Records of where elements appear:
- - -

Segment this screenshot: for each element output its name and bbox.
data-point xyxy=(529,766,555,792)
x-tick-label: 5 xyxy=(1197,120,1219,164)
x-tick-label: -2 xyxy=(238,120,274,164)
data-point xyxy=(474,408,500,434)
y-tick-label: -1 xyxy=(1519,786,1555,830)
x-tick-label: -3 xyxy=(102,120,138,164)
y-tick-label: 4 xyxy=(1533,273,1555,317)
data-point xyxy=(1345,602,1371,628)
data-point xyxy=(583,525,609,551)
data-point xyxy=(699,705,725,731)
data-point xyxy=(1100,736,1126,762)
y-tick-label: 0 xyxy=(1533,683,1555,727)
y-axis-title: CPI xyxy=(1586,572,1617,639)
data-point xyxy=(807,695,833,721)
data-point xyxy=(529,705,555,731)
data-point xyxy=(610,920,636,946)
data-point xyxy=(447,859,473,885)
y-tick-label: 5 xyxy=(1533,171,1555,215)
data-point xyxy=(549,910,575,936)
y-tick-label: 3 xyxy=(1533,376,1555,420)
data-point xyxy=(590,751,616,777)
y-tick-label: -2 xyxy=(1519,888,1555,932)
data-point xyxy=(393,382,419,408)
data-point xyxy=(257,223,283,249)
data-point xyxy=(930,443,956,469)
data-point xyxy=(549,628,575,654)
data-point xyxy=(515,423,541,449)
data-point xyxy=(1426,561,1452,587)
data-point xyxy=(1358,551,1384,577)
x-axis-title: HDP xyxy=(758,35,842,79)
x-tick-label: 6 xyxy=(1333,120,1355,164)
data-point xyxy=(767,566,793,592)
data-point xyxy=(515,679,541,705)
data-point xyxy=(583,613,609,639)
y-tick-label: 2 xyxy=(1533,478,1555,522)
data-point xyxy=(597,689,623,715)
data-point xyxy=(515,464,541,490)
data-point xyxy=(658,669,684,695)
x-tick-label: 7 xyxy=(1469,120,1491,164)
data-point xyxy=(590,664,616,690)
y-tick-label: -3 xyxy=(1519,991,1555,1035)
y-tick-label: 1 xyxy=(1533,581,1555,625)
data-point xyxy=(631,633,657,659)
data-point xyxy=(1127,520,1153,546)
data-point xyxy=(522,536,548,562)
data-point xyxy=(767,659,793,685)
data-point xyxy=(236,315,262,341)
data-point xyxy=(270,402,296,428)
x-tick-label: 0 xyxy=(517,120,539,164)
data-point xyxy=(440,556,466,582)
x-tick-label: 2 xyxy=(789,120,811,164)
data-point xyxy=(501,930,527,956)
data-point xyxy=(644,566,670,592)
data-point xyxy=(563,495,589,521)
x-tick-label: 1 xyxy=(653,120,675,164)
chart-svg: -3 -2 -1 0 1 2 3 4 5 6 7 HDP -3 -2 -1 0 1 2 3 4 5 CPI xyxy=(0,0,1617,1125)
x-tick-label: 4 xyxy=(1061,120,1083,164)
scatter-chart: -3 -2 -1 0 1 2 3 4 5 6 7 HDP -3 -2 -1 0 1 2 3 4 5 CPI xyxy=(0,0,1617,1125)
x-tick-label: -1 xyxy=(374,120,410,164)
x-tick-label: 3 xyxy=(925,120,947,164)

- - -

PROBLEM REQUIREMENTS :: Give every line of the items above as a Markdown table with the columns Row and Line, numbering the rows in order and leaving out blank lines.

RESPONSE TO THE EXERCISE ::
| Row | Line |
|---|---|
| 1 | Segment this screenshot: for each element output its name and bbox. |
| 2 | data-point xyxy=(529,766,555,792) |
| 3 | x-tick-label: 5 xyxy=(1197,120,1219,164) |
| 4 | x-tick-label: -2 xyxy=(238,120,274,164) |
| 5 | data-point xyxy=(474,408,500,434) |
| 6 | y-tick-label: -1 xyxy=(1519,786,1555,830) |
| 7 | x-tick-label: -3 xyxy=(102,120,138,164) |
| 8 | y-tick-label: 4 xyxy=(1533,273,1555,317) |
| 9 | data-point xyxy=(1345,602,1371,628) |
| 10 | data-point xyxy=(583,525,609,551) |
| 11 | data-point xyxy=(699,705,725,731) |
| 12 | data-point xyxy=(1100,736,1126,762) |
| 13 | y-tick-label: 0 xyxy=(1533,683,1555,727) |
| 14 | y-axis-title: CPI xyxy=(1586,572,1617,639) |
| 15 | data-point xyxy=(807,695,833,721) |
| 16 | data-point xyxy=(529,705,555,731) |
| 17 | data-point xyxy=(610,920,636,946) |
| 18 | data-point xyxy=(447,859,473,885) |
| 19 | y-tick-label: 5 xyxy=(1533,171,1555,215) |
| 20 | data-point xyxy=(549,910,575,936) |
| 21 | y-tick-label: 3 xyxy=(1533,376,1555,420) |
| 22 | data-point xyxy=(590,751,616,777) |
| 23 | y-tick-label: -2 xyxy=(1519,888,1555,932) |
| 24 | data-point xyxy=(393,382,419,408) |
| 25 | data-point xyxy=(257,223,283,249) |
| 26 | data-point xyxy=(930,443,956,469) |
| 27 | data-point xyxy=(549,628,575,654) |
| 28 | data-point xyxy=(515,423,541,449) |
| 29 | data-point xyxy=(1426,561,1452,587) |
| 30 | data-point xyxy=(1358,551,1384,577) |
| 31 | x-axis-title: HDP xyxy=(758,35,842,79) |
| 32 | x-tick-label: 6 xyxy=(1333,120,1355,164) |
| 33 | data-point xyxy=(767,566,793,592) |
| 34 | data-point xyxy=(515,679,541,705) |
| 35 | data-point xyxy=(583,613,609,639) |
| 36 | y-tick-label: 2 xyxy=(1533,478,1555,522) |
| 37 | data-point xyxy=(597,689,623,715) |
| 38 | data-point xyxy=(515,464,541,490) |
| 39 | data-point xyxy=(658,669,684,695) |
| 40 | x-tick-label: 7 xyxy=(1469,120,1491,164) |
| 41 | data-point xyxy=(590,664,616,690) |
| 42 | y-tick-label: -3 xyxy=(1519,991,1555,1035) |
| 43 | y-tick-label: 1 xyxy=(1533,581,1555,625) |
| 44 | data-point xyxy=(631,633,657,659) |
| 45 | data-point xyxy=(1127,520,1153,546) |
| 46 | data-point xyxy=(522,536,548,562) |
| 47 | data-point xyxy=(767,659,793,685) |
| 48 | data-point xyxy=(236,315,262,341) |
| 49 | data-point xyxy=(270,402,296,428) |
| 50 | x-tick-label: 0 xyxy=(517,120,539,164) |
| 51 | data-point xyxy=(440,556,466,582) |
| 52 | x-tick-label: 2 xyxy=(789,120,811,164) |
| 53 | data-point xyxy=(501,930,527,956) |
| 54 | data-point xyxy=(644,566,670,592) |
| 55 | data-point xyxy=(563,495,589,521) |
| 56 | x-tick-label: 1 xyxy=(653,120,675,164) |
| 57 | chart-svg: -3 -2 -1 0 1 2 3 4 5 6 7 HDP -3 -2 -1 0 1 2 3 4 5 CPI xyxy=(0,0,1617,1125) |
| 58 | x-tick-label: 4 xyxy=(1061,120,1083,164) |
| 59 | scatter-chart: -3 -2 -1 0 1 2 3 4 5 6 7 HDP -3 -2 -1 0 1 2 3 4 5 CPI xyxy=(0,0,1617,1125) |
| 60 | x-tick-label: -1 xyxy=(374,120,410,164) |
| 61 | x-tick-label: 3 xyxy=(925,120,947,164) |